From the entries that follow, extract each line holding the string "structured".

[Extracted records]
═══
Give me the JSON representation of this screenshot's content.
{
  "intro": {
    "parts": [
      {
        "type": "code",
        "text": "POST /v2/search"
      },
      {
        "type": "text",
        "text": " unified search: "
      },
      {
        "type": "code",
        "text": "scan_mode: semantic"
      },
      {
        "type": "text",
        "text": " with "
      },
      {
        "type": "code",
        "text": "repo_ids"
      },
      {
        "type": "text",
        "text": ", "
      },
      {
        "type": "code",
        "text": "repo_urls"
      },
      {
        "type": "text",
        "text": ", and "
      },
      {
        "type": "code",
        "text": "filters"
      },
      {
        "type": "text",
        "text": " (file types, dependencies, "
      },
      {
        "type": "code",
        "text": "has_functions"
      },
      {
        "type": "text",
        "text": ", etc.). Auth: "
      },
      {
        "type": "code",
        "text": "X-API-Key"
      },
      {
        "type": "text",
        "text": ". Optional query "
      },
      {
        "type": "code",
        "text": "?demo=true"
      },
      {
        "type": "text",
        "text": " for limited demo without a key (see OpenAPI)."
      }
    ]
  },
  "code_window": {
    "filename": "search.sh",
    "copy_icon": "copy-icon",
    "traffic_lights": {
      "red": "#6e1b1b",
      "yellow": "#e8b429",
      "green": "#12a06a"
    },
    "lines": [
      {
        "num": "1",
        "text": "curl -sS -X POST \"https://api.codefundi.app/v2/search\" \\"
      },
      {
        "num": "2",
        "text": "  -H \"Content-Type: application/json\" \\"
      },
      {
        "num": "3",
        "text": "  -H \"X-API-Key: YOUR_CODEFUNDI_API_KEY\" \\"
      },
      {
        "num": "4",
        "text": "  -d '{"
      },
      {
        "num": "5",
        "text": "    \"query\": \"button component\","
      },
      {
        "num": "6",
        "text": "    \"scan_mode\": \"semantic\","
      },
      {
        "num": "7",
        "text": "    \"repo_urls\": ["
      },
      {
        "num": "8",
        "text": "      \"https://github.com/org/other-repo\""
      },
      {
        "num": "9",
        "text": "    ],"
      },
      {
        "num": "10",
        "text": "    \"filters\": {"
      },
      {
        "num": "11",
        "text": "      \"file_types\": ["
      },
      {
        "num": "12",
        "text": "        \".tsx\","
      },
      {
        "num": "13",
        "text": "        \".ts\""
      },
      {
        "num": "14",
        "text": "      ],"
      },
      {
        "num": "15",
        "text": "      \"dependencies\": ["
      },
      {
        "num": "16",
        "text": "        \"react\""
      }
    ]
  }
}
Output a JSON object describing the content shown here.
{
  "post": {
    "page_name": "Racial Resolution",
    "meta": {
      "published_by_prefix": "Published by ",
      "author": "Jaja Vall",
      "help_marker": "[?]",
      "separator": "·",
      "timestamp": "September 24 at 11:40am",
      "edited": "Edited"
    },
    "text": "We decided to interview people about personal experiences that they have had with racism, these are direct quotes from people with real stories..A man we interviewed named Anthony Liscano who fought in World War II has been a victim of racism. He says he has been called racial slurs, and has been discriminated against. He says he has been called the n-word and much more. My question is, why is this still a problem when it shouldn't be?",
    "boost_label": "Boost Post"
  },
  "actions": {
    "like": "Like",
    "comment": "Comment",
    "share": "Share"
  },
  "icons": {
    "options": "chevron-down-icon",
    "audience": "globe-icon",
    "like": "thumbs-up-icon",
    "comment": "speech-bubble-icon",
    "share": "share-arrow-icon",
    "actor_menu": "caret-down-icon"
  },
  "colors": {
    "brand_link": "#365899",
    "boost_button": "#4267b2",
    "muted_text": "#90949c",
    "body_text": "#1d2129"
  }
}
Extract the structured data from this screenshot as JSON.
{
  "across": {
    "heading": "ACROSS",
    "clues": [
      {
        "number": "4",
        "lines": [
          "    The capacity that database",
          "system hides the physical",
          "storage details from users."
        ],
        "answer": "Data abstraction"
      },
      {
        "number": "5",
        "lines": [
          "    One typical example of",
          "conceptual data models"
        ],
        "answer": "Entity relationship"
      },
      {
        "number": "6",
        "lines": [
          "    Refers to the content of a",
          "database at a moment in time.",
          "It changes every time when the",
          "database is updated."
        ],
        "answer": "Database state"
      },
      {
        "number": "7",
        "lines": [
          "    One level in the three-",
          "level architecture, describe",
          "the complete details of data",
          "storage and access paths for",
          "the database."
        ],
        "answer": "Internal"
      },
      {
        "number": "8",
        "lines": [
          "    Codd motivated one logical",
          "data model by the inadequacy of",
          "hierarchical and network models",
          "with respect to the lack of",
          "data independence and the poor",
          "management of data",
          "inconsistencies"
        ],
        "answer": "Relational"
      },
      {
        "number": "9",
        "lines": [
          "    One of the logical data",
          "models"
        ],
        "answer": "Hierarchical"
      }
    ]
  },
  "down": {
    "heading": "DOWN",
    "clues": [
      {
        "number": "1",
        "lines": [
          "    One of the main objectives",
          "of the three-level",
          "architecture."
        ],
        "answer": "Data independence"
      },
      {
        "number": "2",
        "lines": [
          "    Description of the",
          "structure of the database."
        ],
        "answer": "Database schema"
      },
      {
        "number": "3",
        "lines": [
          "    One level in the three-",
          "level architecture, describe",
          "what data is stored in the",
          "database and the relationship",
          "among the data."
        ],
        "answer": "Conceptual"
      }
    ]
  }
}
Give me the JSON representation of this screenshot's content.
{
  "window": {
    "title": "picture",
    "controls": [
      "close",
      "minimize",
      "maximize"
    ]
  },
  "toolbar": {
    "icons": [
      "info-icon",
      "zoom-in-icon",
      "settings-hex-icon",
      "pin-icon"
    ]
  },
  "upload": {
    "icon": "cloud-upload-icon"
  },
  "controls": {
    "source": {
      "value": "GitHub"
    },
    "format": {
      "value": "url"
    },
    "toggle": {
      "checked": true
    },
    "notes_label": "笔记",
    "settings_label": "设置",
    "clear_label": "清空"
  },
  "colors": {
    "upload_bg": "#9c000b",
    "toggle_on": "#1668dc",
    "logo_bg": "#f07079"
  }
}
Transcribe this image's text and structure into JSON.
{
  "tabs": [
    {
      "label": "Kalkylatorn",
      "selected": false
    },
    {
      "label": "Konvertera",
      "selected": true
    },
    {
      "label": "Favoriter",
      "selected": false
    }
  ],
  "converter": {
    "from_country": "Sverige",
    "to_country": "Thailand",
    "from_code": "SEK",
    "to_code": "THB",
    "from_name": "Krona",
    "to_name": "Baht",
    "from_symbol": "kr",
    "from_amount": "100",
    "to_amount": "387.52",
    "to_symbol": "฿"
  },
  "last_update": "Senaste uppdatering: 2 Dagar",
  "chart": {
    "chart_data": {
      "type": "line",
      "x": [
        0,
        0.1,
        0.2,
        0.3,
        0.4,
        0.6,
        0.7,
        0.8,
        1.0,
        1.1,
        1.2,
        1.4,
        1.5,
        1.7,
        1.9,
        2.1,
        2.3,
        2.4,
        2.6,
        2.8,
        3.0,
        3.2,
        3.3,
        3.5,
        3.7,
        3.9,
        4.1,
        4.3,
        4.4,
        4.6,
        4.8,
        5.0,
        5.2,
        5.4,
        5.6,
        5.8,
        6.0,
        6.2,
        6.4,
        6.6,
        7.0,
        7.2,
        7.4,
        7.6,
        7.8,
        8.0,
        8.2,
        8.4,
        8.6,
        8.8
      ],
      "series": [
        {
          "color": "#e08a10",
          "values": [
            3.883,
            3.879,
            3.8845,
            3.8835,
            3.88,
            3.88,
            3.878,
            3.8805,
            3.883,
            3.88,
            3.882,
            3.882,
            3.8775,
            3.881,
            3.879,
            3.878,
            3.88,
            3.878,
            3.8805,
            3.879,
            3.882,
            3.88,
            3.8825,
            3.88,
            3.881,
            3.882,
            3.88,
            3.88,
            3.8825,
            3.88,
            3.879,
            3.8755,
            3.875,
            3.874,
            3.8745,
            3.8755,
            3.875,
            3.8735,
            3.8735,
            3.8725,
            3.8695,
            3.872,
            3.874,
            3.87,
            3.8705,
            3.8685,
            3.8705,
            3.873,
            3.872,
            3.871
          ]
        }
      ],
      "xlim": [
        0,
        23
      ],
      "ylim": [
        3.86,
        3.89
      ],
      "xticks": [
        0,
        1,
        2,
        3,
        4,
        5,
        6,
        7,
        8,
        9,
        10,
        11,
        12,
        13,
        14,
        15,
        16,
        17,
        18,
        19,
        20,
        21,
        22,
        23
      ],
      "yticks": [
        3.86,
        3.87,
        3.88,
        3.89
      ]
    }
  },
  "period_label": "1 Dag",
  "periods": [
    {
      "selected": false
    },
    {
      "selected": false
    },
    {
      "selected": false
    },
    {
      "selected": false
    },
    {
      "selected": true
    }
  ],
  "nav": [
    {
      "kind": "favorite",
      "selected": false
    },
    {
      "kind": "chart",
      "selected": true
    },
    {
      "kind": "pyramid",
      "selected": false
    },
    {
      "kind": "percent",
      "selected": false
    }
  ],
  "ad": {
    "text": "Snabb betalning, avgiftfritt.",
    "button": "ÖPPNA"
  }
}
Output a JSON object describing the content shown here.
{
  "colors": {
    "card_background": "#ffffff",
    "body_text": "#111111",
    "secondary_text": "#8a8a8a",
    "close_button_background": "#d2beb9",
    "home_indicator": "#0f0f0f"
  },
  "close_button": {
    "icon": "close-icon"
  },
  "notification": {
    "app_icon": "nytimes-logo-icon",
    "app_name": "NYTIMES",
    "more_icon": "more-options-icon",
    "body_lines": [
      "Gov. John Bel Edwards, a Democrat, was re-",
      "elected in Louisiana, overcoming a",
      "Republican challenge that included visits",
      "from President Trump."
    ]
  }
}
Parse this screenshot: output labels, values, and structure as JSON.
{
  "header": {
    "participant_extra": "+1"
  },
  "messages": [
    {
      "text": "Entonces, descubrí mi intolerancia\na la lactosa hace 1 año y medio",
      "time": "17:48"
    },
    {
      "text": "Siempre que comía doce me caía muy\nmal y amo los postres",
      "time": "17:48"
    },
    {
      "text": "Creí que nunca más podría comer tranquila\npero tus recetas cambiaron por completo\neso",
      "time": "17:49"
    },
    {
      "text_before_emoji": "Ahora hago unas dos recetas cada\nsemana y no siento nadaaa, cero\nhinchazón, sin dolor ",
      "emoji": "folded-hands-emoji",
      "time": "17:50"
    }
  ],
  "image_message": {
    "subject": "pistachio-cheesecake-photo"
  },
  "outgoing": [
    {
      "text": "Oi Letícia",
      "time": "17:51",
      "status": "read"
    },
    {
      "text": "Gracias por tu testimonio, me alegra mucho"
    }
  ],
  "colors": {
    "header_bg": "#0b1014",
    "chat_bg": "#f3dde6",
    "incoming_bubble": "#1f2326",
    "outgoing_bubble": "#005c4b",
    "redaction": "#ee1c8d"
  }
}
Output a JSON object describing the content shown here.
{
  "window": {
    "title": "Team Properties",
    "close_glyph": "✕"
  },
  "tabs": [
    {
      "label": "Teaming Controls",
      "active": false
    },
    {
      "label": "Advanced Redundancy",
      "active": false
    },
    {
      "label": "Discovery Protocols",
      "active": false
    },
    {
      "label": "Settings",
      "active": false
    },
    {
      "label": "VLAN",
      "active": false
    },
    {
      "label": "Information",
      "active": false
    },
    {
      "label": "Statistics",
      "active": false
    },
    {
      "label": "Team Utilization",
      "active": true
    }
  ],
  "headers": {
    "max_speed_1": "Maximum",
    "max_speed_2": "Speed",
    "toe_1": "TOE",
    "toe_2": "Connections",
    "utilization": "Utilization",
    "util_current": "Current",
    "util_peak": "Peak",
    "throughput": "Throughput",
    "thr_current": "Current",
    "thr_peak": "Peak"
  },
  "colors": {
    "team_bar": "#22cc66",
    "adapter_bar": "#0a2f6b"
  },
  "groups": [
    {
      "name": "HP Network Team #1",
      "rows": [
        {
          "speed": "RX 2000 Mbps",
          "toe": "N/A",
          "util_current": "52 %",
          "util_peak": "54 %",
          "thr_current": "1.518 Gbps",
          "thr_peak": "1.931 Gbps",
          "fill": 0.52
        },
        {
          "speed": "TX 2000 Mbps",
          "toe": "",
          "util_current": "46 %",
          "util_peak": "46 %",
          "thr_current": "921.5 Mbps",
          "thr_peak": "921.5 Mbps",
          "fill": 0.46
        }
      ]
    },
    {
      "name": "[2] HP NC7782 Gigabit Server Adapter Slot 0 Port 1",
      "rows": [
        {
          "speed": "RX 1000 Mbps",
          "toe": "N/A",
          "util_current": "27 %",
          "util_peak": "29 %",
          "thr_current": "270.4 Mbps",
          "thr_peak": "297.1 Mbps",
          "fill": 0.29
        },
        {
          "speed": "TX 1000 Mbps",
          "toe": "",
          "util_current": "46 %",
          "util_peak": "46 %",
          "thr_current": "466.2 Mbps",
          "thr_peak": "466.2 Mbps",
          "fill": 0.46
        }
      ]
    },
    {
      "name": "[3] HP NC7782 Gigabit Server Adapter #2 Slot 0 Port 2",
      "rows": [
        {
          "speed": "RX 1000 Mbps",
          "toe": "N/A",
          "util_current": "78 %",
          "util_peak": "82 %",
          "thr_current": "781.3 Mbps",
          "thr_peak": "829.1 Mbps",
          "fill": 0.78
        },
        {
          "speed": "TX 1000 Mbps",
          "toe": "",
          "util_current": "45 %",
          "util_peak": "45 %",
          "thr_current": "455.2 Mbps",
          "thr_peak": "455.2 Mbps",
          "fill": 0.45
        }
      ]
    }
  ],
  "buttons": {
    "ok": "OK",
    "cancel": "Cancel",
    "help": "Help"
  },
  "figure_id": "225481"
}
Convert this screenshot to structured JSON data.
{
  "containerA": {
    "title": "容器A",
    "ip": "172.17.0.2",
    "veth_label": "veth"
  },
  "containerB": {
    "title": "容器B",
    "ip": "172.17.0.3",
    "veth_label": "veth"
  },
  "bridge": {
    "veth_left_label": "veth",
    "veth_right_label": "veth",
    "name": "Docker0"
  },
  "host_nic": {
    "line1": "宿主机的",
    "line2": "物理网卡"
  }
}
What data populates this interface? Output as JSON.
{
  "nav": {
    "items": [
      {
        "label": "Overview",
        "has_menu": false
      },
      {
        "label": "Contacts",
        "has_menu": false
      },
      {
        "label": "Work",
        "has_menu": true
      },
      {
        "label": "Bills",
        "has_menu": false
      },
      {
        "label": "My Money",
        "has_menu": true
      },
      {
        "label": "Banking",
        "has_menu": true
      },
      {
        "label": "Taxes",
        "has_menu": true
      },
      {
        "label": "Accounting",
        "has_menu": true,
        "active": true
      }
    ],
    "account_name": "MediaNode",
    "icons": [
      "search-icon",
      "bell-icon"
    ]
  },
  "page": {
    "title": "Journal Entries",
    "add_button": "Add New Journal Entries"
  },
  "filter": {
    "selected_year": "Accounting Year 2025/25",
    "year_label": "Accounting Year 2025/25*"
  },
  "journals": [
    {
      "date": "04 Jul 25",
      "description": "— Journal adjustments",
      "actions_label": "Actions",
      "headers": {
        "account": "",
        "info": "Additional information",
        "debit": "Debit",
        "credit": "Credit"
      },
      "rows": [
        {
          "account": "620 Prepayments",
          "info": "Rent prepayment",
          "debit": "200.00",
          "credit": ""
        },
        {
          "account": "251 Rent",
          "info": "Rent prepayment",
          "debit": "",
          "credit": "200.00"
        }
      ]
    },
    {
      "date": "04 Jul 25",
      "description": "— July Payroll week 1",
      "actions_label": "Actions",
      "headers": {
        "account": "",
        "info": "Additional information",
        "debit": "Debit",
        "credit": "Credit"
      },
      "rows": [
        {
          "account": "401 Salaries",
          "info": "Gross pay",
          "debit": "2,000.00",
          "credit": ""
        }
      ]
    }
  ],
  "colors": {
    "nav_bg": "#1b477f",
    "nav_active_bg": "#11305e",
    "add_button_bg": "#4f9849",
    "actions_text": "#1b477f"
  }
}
═══
EXPECTED OUTPUT
Extract the structured data from this screenshot as JSON.
Convert this screenshot to structured JSON data.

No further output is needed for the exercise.